- EXERCISE OBJECTIVE: Pick every line with "equation" from the material below.

(Items from a figure collection)
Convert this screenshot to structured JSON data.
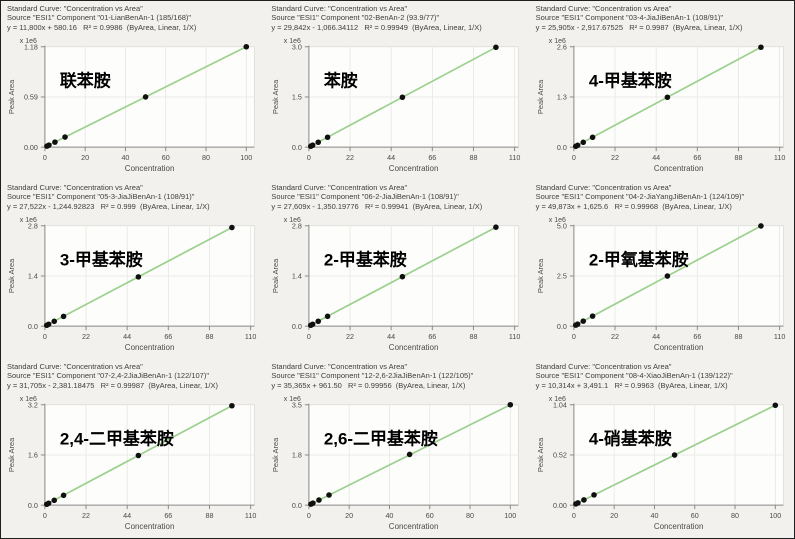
{
  "figure": {
    "description_labels": {
      "xlabel": "Concentration",
      "ylabel": "Peak Area",
      "scale_note": "x 1e6"
    }
  },
  "colors": {
    "line_green": "#9bd18c",
    "point_black": "#101010",
    "grid": "#e6e6e3",
    "axis": "#8a8a8a",
    "plot_bg": "#fdfdfc",
    "panel_bg": "#f2f1ed",
    "header_text": "#3e3e3e",
    "tick_text": "#4a4a4a"
  },
  "chart_data": [
    {
      "type": "scatter",
      "header": "Standard Curve: \"Concentration vs Area\"",
      "source": "Source \"ESI1\" Component \"01-LianBenAn-1 (185/168)\"",
      "equation": "y = 11,800x + 580.16   R² = 0.9986  (ByArea, Linear, 1/X)",
      "label": "联苯胺",
      "xlabel": "Concentration",
      "ylabel": "Peak Area",
      "scale_note": "x 1e6",
      "x": [
        1,
        2,
        5,
        10,
        50,
        100
      ],
      "y": [
        12380,
        24180,
        59580,
        118580,
        590580,
        1180580
      ],
      "fit": {
        "slope": 11800,
        "intercept": 580.16,
        "r2": 0.9986,
        "weighting": "1/X",
        "mode": "ByArea, Linear"
      },
      "xticks": [
        0,
        20,
        40,
        60,
        80,
        100
      ],
      "ytick_labels": [
        "0.00",
        "0.59",
        "1.18"
      ],
      "xlim": [
        0,
        104
      ],
      "ylim": [
        0,
        1180000
      ]
    },
    {
      "type": "scatter",
      "header": "Standard Curve: \"Concentration vs Area\"",
      "source": "Source \"ESI1\" Component \"02-BenAn-2 (93.9/77)\"",
      "equation": "y = 29,842x - 1,066.34112   R² = 0.99949  (ByArea, Linear, 1/X)",
      "label": "苯胺",
      "xlabel": "Concentration",
      "ylabel": "Peak Area",
      "scale_note": "x 1e6",
      "x": [
        1,
        2,
        5,
        10,
        50,
        100
      ],
      "y": [
        28776,
        58618,
        148144,
        297354,
        1491034,
        2983134
      ],
      "fit": {
        "slope": 29842,
        "intercept": -1066.34112,
        "r2": 0.99949,
        "weighting": "1/X",
        "mode": "ByArea, Linear"
      },
      "xticks": [
        0,
        22,
        44,
        66,
        88,
        110
      ],
      "ytick_labels": [
        "0.0",
        "1.5",
        "3.0"
      ],
      "xlim": [
        0,
        112
      ],
      "ylim": [
        0,
        3000000
      ]
    },
    {
      "type": "scatter",
      "header": "Standard Curve: \"Concentration vs Area\"",
      "source": "Source \"ESI1\" Component \"03-4-JiaJiBenAn-1 (108/91)\"",
      "equation": "y = 25,905x - 2,917.67525   R² = 0.9987  (ByArea, Linear, 1/X)",
      "label": "4-甲基苯胺",
      "xlabel": "Concentration",
      "ylabel": "Peak Area",
      "scale_note": "x 1e6",
      "x": [
        1,
        2,
        5,
        10,
        50,
        100
      ],
      "y": [
        22987,
        48892,
        126607,
        256132,
        1292332,
        2587582
      ],
      "fit": {
        "slope": 25905,
        "intercept": -2917.67525,
        "r2": 0.9987,
        "weighting": "1/X",
        "mode": "ByArea, Linear"
      },
      "xticks": [
        0,
        22,
        44,
        66,
        88,
        110
      ],
      "ytick_labels": [
        "0.0",
        "1.3",
        "2.6"
      ],
      "xlim": [
        0,
        112
      ],
      "ylim": [
        0,
        2600000
      ]
    },
    {
      "type": "scatter",
      "header": "Standard Curve: \"Concentration vs Area\"",
      "source": "Source \"ESI1\" Component \"05-3-JiaJiBenAn-1 (108/91)\"",
      "equation": "y = 27,522x - 1,244.92823   R² = 0.999  (ByArea, Linear, 1/X)",
      "label": "3-甲基苯胺",
      "xlabel": "Concentration",
      "ylabel": "Peak Area",
      "scale_note": "x 1e6",
      "x": [
        1,
        2,
        5,
        10,
        50,
        100
      ],
      "y": [
        26277,
        53799,
        136365,
        273975,
        1374855,
        2750955
      ],
      "fit": {
        "slope": 27522,
        "intercept": -1244.92823,
        "r2": 0.999,
        "weighting": "1/X",
        "mode": "ByArea, Linear"
      },
      "xticks": [
        0,
        22,
        44,
        66,
        88,
        110
      ],
      "ytick_labels": [
        "0.0",
        "1.4",
        "2.8"
      ],
      "xlim": [
        0,
        112
      ],
      "ylim": [
        0,
        2800000
      ]
    },
    {
      "type": "scatter",
      "header": "Standard Curve: \"Concentration vs Area\"",
      "source": "Source \"ESI1\" Component \"06-2-JiaJiBenAn-1 (108/91)\"",
      "equation": "y = 27,609x - 1,350.19776   R² = 0.99941  (ByArea, Linear, 1/X)",
      "label": "2-甲基苯胺",
      "xlabel": "Concentration",
      "ylabel": "Peak Area",
      "scale_note": "x 1e6",
      "x": [
        1,
        2,
        5,
        10,
        50,
        100
      ],
      "y": [
        26259,
        53868,
        136695,
        274740,
        1379100,
        2759550
      ],
      "fit": {
        "slope": 27609,
        "intercept": -1350.19776,
        "r2": 0.99941,
        "weighting": "1/X",
        "mode": "ByArea, Linear"
      },
      "xticks": [
        0,
        22,
        44,
        66,
        88,
        110
      ],
      "ytick_labels": [
        "0.0",
        "1.4",
        "2.8"
      ],
      "xlim": [
        0,
        112
      ],
      "ylim": [
        0,
        2800000
      ]
    },
    {
      "type": "scatter",
      "header": "Standard Curve: \"Concentration vs Area\"",
      "source": "Source \"ESI1\" Component \"04-2-JiaYangJiBenAn-1 (124/109)\"",
      "equation": "y = 49,873x + 1,625.6   R² = 0.99968  (ByArea, Linear, 1/X)",
      "label": "2-甲氧基苯胺",
      "xlabel": "Concentration",
      "ylabel": "Peak Area",
      "scale_note": "x 1e6",
      "x": [
        1,
        2,
        5,
        10,
        50,
        100
      ],
      "y": [
        51499,
        101372,
        250991,
        500356,
        2495276,
        4988926
      ],
      "fit": {
        "slope": 49873,
        "intercept": 1625.6,
        "r2": 0.99968,
        "weighting": "1/X",
        "mode": "ByArea, Linear"
      },
      "xticks": [
        0,
        22,
        44,
        66,
        88,
        110
      ],
      "ytick_labels": [
        "0.0",
        "2.5",
        "5.0"
      ],
      "xlim": [
        0,
        112
      ],
      "ylim": [
        0,
        5000000
      ]
    },
    {
      "type": "scatter",
      "header": "Standard Curve: \"Concentration vs Area\"",
      "source": "Source \"ESI1\" Component \"07-2,4-2JiaJiBenAn-1 (122/107)\"",
      "equation": "y = 31,705x - 2,381.18475   R² = 0.99987  (ByArea, Linear, 1/X)",
      "label": "2,4-二甲基苯胺",
      "xlabel": "Concentration",
      "ylabel": "Peak Area",
      "scale_note": "x 1e6",
      "x": [
        1,
        2,
        5,
        10,
        50,
        100
      ],
      "y": [
        29324,
        61029,
        156144,
        314669,
        1582869,
        3168119
      ],
      "fit": {
        "slope": 31705,
        "intercept": -2381.18475,
        "r2": 0.99987,
        "weighting": "1/X",
        "mode": "ByArea, Linear"
      },
      "xticks": [
        0,
        22,
        44,
        66,
        88,
        110
      ],
      "ytick_labels": [
        "0.0",
        "1.6",
        "3.2"
      ],
      "xlim": [
        0,
        112
      ],
      "ylim": [
        0,
        3200000
      ]
    },
    {
      "type": "scatter",
      "header": "Standard Curve: \"Concentration vs Area\"",
      "source": "Source \"ESI1\" Component \"12-2,6-2JiaJiBenAn-1 (122/105)\"",
      "equation": "y = 35,365x + 961.50   R² = 0.99956  (ByArea, Linear, 1/X)",
      "label": "2,6-二甲基苯胺",
      "xlabel": "Concentration",
      "ylabel": "Peak Area",
      "scale_note": "x 1e6",
      "x": [
        1,
        2,
        5,
        10,
        50,
        100
      ],
      "y": [
        36327,
        71692,
        177787,
        354612,
        1769212,
        3537462
      ],
      "fit": {
        "slope": 35365,
        "intercept": 961.5,
        "r2": 0.99956,
        "weighting": "1/X",
        "mode": "ByArea, Linear"
      },
      "xticks": [
        0,
        20,
        40,
        60,
        80,
        100
      ],
      "ytick_labels": [
        "0.0",
        "1.8",
        "3.5"
      ],
      "xlim": [
        0,
        104
      ],
      "ylim": [
        0,
        3500000
      ]
    },
    {
      "type": "scatter",
      "header": "Standard Curve: \"Concentration vs Area\"",
      "source": "Source \"ESI1\" Component \"08-4-XiaoJiBenAn-1 (139/122)\"",
      "equation": "y = 10,314x + 3,491.1   R² = 0.9963  (ByArea, Linear, 1/X)",
      "label": "4-硝基苯胺",
      "xlabel": "Concentration",
      "ylabel": "Peak Area",
      "scale_note": "x 1e6",
      "x": [
        1,
        2,
        5,
        10,
        50,
        100
      ],
      "y": [
        13805,
        24119,
        55061,
        106631,
        519191,
        1034891
      ],
      "fit": {
        "slope": 10314,
        "intercept": 3491.1,
        "r2": 0.9963,
        "weighting": "1/X",
        "mode": "ByArea, Linear"
      },
      "xticks": [
        0,
        20,
        40,
        60,
        80,
        100
      ],
      "ytick_labels": [
        "0.00",
        "0.52",
        "1.04"
      ],
      "xlim": [
        0,
        104
      ],
      "ylim": [
        0,
        1040000
      ]
    }
  ]
}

- THE OUTPUT:
      "equation": "y = 11,800x + 580.16   R² = 0.9986  (ByArea, Linear, 1/X)",
      "equation": "y = 29,842x - 1,066.34112   R² = 0.99949  (ByArea, Linear, 1/X)",
      "equation": "y = 25,905x - 2,917.67525   R² = 0.9987  (ByArea, Linear, 1/X)",
      "equation": "y = 27,522x - 1,244.92823   R² = 0.999  (ByArea, Linear, 1/X)",
      "equation": "y = 27,609x - 1,350.19776   R² = 0.99941  (ByArea, Linear, 1/X)",
      "equation": "y = 49,873x + 1,625.6   R² = 0.99968  (ByArea, Linear, 1/X)",
      "equation": "y = 31,705x - 2,381.18475   R² = 0.99987  (ByArea, Linear, 1/X)",
      "equation": "y = 35,365x + 961.50   R² = 0.99956  (ByArea, Linear, 1/X)",
      "equation": "y = 10,314x + 3,491.1   R² = 0.9963  (ByArea, Linear, 1/X)",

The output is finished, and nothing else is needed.